= What you need to do =
Please say how many lines of the listing hold "name", with no other words in the answer.

= Information given =
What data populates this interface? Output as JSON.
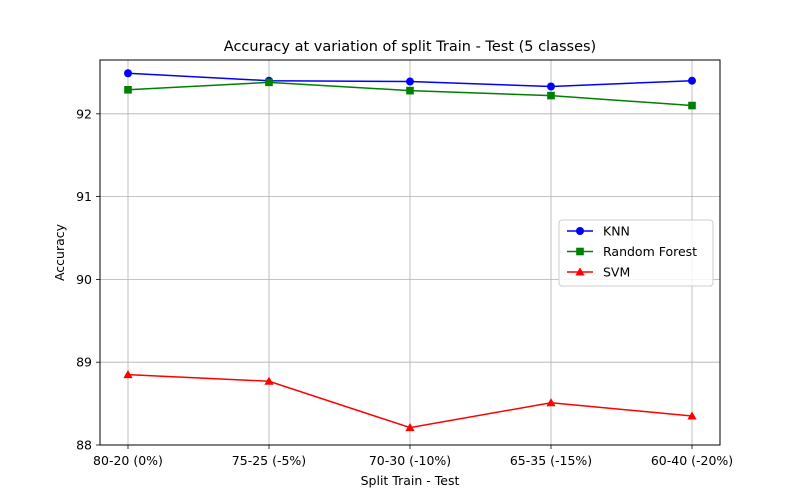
{
  "chart_data": {
    "type": "line",
    "title": "Accuracy at variation of split Train - Test (5 classes)",
    "xlabel": "Split Train - Test",
    "ylabel": "Accuracy",
    "categories": [
      "80-20 (0%)",
      "75-25 (-5%)",
      "70-30 (-10%)",
      "65-35 (-15%)",
      "60-40 (-20%)"
    ],
    "ylim": [
      88,
      92.65
    ],
    "yticks": [
      88,
      89,
      90,
      91,
      92
    ],
    "grid": true,
    "legend_position": "center-right",
    "series": [
      {
        "name": "KNN",
        "color": "#0000ff",
        "marker": "circle",
        "values": [
          92.49,
          92.4,
          92.39,
          92.33,
          92.4
        ]
      },
      {
        "name": "Random Forest",
        "color": "#008000",
        "marker": "square",
        "values": [
          92.29,
          92.38,
          92.28,
          92.22,
          92.1
        ]
      },
      {
        "name": "SVM",
        "color": "#ff0000",
        "marker": "triangle",
        "values": [
          88.85,
          88.77,
          88.21,
          88.51,
          88.35
        ]
      }
    ]
  }
}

= Written answer =
3